» **WORK TO DO**: Pull out every line below that holds the word "date".

» **DATASET ENTRIES**:

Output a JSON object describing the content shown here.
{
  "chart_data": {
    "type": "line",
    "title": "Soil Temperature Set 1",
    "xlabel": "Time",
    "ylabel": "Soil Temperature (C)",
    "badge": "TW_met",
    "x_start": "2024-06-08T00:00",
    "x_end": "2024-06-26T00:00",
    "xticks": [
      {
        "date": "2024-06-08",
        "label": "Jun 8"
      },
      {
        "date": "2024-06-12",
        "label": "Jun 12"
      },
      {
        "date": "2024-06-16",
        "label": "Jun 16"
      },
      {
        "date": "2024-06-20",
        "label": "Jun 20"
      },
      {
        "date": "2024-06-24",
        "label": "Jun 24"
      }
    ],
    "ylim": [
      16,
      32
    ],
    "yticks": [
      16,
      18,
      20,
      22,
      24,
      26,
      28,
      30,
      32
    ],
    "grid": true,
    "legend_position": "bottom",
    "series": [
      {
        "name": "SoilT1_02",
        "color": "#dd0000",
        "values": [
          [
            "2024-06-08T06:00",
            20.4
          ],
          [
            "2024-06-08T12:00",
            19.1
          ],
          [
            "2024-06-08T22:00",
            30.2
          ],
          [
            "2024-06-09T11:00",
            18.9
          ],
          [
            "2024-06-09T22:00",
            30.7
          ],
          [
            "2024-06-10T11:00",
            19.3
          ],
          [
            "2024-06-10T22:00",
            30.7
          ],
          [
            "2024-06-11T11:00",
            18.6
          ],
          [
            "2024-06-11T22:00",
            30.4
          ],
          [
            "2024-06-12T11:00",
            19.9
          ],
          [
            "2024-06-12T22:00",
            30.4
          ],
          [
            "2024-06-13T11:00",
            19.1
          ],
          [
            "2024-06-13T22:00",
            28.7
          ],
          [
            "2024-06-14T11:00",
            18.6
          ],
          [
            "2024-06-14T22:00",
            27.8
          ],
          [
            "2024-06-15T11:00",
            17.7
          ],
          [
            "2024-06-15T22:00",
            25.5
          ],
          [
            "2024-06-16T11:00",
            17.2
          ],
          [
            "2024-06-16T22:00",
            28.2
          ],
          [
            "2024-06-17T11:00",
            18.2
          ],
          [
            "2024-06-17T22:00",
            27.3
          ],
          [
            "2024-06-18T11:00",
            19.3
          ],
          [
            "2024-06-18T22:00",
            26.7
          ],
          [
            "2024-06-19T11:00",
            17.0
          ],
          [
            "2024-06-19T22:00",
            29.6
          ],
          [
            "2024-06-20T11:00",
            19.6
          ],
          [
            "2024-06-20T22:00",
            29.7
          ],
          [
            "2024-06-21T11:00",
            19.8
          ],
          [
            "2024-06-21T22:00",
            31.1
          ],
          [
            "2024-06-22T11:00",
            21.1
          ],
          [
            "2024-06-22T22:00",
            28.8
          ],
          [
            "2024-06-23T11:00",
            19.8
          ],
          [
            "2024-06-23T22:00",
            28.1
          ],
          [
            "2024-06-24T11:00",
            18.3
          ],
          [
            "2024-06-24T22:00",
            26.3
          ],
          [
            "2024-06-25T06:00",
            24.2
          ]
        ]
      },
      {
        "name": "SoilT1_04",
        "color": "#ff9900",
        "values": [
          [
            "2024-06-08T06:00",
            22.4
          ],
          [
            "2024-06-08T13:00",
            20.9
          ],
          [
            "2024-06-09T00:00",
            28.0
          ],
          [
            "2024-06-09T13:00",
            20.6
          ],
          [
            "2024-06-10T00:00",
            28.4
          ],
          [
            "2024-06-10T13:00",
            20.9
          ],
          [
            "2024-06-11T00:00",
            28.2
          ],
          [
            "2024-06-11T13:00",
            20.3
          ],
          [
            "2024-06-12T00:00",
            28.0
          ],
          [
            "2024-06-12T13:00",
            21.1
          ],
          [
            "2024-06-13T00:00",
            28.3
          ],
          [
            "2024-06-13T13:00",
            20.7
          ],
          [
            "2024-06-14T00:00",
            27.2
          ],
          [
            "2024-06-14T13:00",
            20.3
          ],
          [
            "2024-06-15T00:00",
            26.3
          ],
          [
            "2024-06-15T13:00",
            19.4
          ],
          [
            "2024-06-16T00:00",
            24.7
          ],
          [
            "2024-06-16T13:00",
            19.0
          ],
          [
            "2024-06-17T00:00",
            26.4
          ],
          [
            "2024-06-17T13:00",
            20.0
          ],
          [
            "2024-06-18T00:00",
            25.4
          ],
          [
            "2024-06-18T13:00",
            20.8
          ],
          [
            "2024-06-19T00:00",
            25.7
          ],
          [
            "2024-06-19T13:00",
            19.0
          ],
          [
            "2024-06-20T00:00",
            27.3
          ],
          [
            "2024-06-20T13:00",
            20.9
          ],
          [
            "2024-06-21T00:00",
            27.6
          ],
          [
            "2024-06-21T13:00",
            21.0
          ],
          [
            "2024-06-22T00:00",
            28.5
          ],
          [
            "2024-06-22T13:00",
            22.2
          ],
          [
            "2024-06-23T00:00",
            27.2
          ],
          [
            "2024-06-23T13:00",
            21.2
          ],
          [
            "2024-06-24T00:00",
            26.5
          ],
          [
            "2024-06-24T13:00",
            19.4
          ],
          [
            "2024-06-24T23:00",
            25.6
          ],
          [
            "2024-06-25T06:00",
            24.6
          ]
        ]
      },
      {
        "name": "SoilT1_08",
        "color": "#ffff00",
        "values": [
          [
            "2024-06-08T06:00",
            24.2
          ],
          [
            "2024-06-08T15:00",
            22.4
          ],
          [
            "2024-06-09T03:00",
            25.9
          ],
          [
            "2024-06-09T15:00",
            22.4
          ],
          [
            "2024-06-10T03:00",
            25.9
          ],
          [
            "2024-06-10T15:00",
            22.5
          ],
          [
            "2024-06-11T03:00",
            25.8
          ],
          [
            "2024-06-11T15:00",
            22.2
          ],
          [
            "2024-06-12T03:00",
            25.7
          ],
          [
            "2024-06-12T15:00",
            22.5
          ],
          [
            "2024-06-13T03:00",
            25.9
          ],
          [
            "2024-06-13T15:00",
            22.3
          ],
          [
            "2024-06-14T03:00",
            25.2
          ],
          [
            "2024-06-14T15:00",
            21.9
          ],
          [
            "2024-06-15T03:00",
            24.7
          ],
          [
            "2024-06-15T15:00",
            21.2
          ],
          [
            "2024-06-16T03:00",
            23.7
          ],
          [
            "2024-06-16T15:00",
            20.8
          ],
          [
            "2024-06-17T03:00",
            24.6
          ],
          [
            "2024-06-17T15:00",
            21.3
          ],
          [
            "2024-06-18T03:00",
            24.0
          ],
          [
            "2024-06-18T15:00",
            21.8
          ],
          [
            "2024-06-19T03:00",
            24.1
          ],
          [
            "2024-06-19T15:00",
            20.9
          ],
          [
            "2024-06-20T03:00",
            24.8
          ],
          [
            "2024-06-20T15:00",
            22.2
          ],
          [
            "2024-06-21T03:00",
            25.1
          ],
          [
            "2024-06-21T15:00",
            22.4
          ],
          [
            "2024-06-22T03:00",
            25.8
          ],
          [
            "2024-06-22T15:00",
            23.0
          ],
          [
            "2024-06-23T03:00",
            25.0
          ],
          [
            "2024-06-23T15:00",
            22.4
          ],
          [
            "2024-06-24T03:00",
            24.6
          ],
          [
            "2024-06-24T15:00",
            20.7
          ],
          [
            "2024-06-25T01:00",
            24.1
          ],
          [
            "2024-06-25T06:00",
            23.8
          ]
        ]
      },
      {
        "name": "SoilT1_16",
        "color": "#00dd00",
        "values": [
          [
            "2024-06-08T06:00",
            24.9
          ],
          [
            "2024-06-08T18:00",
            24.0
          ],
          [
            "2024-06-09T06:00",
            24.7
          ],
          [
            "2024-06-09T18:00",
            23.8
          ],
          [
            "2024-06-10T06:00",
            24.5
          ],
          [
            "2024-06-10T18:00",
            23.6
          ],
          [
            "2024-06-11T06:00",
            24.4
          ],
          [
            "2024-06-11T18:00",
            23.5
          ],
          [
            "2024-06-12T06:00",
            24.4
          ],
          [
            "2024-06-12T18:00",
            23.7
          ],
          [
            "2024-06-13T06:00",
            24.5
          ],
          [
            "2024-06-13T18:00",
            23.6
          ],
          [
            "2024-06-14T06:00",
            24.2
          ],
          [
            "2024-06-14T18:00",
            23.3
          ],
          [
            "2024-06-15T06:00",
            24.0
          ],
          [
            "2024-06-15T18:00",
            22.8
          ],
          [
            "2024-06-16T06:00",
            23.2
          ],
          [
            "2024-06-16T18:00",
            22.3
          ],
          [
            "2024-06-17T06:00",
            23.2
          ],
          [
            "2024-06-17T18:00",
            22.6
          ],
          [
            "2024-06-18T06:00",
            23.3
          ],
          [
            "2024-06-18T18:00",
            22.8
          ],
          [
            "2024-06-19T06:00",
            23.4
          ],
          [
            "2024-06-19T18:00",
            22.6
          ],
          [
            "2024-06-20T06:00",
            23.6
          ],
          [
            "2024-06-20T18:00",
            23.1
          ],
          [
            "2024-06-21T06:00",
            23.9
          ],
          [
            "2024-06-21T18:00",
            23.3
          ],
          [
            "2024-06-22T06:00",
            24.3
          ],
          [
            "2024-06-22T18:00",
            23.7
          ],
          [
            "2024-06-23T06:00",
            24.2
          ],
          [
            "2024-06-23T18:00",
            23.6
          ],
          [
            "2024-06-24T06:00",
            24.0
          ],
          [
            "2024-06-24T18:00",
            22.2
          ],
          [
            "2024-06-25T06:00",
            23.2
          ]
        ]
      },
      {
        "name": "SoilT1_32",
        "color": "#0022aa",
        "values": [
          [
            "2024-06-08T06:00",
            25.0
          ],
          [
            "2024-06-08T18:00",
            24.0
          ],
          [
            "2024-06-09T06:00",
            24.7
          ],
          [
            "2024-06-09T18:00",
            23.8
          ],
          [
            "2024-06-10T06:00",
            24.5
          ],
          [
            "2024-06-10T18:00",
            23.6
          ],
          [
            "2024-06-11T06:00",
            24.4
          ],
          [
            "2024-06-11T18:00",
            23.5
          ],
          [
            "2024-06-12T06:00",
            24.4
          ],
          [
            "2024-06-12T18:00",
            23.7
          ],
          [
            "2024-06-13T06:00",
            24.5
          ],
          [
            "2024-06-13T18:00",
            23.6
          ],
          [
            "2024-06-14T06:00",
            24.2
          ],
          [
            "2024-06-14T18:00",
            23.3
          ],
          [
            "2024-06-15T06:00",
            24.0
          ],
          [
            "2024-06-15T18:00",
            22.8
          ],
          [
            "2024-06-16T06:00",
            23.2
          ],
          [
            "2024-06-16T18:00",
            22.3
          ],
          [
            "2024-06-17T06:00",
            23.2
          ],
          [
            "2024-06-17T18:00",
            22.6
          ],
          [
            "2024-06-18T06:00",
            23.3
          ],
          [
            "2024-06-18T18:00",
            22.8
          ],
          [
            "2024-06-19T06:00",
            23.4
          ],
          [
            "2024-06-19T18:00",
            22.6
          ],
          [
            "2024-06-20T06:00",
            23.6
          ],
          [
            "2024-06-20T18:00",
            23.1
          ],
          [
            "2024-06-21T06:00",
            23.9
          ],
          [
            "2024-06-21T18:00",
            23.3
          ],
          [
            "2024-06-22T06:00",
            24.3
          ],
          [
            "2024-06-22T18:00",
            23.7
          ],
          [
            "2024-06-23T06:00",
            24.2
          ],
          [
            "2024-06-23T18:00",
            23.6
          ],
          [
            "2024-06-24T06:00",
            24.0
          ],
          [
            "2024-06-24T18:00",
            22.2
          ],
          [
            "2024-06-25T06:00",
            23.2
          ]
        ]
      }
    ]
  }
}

» **RESULT OF THIS TASK**:
        "date": "2024-06-08",
        "date": "2024-06-12",
        "date": "2024-06-16",
        "date": "2024-06-20",
        "date": "2024-06-24",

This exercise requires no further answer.